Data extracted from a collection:
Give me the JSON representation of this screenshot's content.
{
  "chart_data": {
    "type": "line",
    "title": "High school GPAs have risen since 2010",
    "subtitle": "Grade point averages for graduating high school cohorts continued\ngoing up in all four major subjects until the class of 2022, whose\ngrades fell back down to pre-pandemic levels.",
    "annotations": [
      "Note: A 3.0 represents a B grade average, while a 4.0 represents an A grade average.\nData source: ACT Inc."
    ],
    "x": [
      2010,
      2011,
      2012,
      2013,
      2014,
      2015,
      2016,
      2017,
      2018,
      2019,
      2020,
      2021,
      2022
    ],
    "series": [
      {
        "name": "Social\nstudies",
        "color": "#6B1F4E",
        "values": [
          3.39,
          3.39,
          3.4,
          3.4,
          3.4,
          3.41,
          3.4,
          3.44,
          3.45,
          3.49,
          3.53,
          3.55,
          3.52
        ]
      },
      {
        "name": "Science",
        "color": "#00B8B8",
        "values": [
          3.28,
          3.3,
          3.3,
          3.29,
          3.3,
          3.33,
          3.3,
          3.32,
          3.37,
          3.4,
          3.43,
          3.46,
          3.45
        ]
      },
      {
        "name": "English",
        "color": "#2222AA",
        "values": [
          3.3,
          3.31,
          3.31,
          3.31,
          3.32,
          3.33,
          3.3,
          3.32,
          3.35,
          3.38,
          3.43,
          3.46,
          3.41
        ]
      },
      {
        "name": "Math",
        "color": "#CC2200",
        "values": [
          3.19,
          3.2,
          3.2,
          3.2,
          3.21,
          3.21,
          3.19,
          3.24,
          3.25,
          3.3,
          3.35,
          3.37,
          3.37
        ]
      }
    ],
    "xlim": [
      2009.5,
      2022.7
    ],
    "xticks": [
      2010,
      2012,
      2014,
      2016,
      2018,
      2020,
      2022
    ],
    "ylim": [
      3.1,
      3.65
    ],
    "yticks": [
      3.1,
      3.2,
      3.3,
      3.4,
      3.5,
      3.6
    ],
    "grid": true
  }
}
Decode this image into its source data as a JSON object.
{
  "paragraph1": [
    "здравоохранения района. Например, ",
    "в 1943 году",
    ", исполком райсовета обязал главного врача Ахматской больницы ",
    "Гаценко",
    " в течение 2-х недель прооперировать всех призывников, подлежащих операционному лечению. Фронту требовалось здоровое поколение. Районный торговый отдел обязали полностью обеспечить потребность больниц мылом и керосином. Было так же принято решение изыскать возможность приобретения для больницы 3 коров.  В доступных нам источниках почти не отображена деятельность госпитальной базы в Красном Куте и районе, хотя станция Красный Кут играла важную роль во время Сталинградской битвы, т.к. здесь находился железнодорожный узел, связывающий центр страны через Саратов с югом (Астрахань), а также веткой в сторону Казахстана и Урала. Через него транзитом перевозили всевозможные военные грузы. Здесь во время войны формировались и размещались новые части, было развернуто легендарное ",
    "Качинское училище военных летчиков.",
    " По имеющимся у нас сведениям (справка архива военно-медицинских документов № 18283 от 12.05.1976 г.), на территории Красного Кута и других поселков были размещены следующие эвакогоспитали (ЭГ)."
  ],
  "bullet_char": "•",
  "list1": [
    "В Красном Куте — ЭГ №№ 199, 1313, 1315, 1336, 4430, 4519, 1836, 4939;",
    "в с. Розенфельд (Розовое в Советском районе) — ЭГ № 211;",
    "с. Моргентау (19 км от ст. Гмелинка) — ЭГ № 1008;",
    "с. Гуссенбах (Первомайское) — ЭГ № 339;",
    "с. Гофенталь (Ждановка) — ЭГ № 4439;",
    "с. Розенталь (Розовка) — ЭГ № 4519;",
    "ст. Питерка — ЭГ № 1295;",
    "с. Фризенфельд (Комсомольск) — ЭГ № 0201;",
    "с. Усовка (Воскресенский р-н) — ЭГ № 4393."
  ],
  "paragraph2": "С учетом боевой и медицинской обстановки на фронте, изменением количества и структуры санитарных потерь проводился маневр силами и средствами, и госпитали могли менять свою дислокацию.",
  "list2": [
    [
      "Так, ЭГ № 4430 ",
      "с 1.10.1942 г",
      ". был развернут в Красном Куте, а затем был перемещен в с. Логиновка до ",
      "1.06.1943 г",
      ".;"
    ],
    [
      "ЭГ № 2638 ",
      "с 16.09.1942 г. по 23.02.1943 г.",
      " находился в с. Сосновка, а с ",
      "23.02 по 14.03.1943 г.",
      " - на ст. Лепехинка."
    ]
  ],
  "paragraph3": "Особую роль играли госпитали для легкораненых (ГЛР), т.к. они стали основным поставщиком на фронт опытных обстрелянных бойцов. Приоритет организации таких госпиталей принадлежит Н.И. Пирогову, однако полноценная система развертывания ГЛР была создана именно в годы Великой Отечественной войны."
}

__PROBLEM REQUIREMENTS__: Output all of the data again. Match it exactly.

__IN RESPONSE__:
Give me the JSON representation of this screenshot's content.
{
  "chart_data": {
    "type": "line",
    "title": "High school GPAs have risen since 2010",
    "subtitle": "Grade point averages for graduating high school cohorts continued\ngoing up in all four major subjects until the class of 2022, whose\ngrades fell back down to pre-pandemic levels.",
    "annotations": [
      "Note: A 3.0 represents a B grade average, while a 4.0 represents an A grade average.\nData source: ACT Inc."
    ],
    "x": [
      2010,
      2011,
      2012,
      2013,
      2014,
      2015,
      2016,
      2017,
      2018,
      2019,
      2020,
      2021,
      2022
    ],
    "series": [
      {
        "name": "Social\nstudies",
        "color": "#6B1F4E",
        "values": [
          3.39,
          3.39,
          3.4,
          3.4,
          3.4,
          3.41,
          3.4,
          3.44,
          3.45,
          3.49,
          3.53,
          3.55,
          3.52
        ]
      },
      {
        "name": "Science",
        "color": "#00B8B8",
        "values": [
          3.28,
          3.3,
          3.3,
          3.29,
          3.3,
          3.33,
          3.3,
          3.32,
          3.37,
          3.4,
          3.43,
          3.46,
          3.45
        ]
      },
      {
        "name": "English",
        "color": "#2222AA",
        "values": [
          3.3,
          3.31,
          3.31,
          3.31,
          3.32,
          3.33,
          3.3,
          3.32,
          3.35,
          3.38,
          3.43,
          3.46,
          3.41
        ]
      },
      {
        "name": "Math",
        "color": "#CC2200",
        "values": [
          3.19,
          3.2,
          3.2,
          3.2,
          3.21,
          3.21,
          3.19,
          3.24,
          3.25,
          3.3,
          3.35,
          3.37,
          3.37
        ]
      }
    ],
    "xlim": [
      2009.5,
      2022.7
    ],
    "xticks": [
      2010,
      2012,
      2014,
      2016,
      2018,
      2020,
      2022
    ],
    "ylim": [
      3.1,
      3.65
    ],
    "yticks": [
      3.1,
      3.2,
      3.3,
      3.4,
      3.5,
      3.6
    ],
    "grid": true
  }
}
Decode this image into its source data as a JSON object.
{
  "paragraph1": [
    "здравоохранения района. Например, ",
    "в 1943 году",
    ", исполком райсовета обязал главного врача Ахматской больницы ",
    "Гаценко",
    " в течение 2-х недель прооперировать всех призывников, подлежащих операционному лечению. Фронту требовалось здоровое поколение. Районный торговый отдел обязали полностью обеспечить потребность больниц мылом и керосином. Было так же принято решение изыскать возможность приобретения для больницы 3 коров.  В доступных нам источниках почти не отображена деятельность госпитальной базы в Красном Куте и районе, хотя станция Красный Кут играла важную роль во время Сталинградской битвы, т.к. здесь находился железнодорожный узел, связывающий центр страны через Саратов с югом (Астрахань), а также веткой в сторону Казахстана и Урала. Через него транзитом перевозили всевозможные военные грузы. Здесь во время войны формировались и размещались новые части, было развернуто легендарное ",
    "Качинское училище военных летчиков.",
    " По имеющимся у нас сведениям (справка архива военно-медицинских документов № 18283 от 12.05.1976 г.), на территории Красного Кута и других поселков были размещены следующие эвакогоспитали (ЭГ)."
  ],
  "bullet_char": "•",
  "list1": [
    "В Красном Куте — ЭГ №№ 199, 1313, 1315, 1336, 4430, 4519, 1836, 4939;",
    "в с. Розенфельд (Розовое в Советском районе) — ЭГ № 211;",
    "с. Моргентау (19 км от ст. Гмелинка) — ЭГ № 1008;",
    "с. Гуссенбах (Первомайское) — ЭГ № 339;",
    "с. Гофенталь (Ждановка) — ЭГ № 4439;",
    "с. Розенталь (Розовка) — ЭГ № 4519;",
    "ст. Питерка — ЭГ № 1295;",
    "с. Фризенфельд (Комсомольск) — ЭГ № 0201;",
    "с. Усовка (Воскресенский р-н) — ЭГ № 4393."
  ],
  "paragraph2": "С учетом боевой и медицинской обстановки на фронте, изменением количества и структуры санитарных потерь проводился маневр силами и средствами, и госпитали могли менять свою дислокацию.",
  "list2": [
    [
      "Так, ЭГ № 4430 ",
      "с 1.10.1942 г",
      ". был развернут в Красном Куте, а затем был перемещен в с. Логиновка до ",
      "1.06.1943 г",
      ".;"
    ],
    [
      "ЭГ № 2638 ",
      "с 16.09.1942 г. по 23.02.1943 г.",
      " находился в с. Сосновка, а с ",
      "23.02 по 14.03.1943 г.",
      " - на ст. Лепехинка."
    ]
  ],
  "paragraph3": "Особую роль играли госпитали для легкораненых (ГЛР), т.к. они стали основным поставщиком на фронт опытных обстрелянных бойцов. Приоритет организации таких госпиталей принадлежит Н.И. Пирогову, однако полноценная система развертывания ГЛР была создана именно в годы Великой Отечественной войны."
}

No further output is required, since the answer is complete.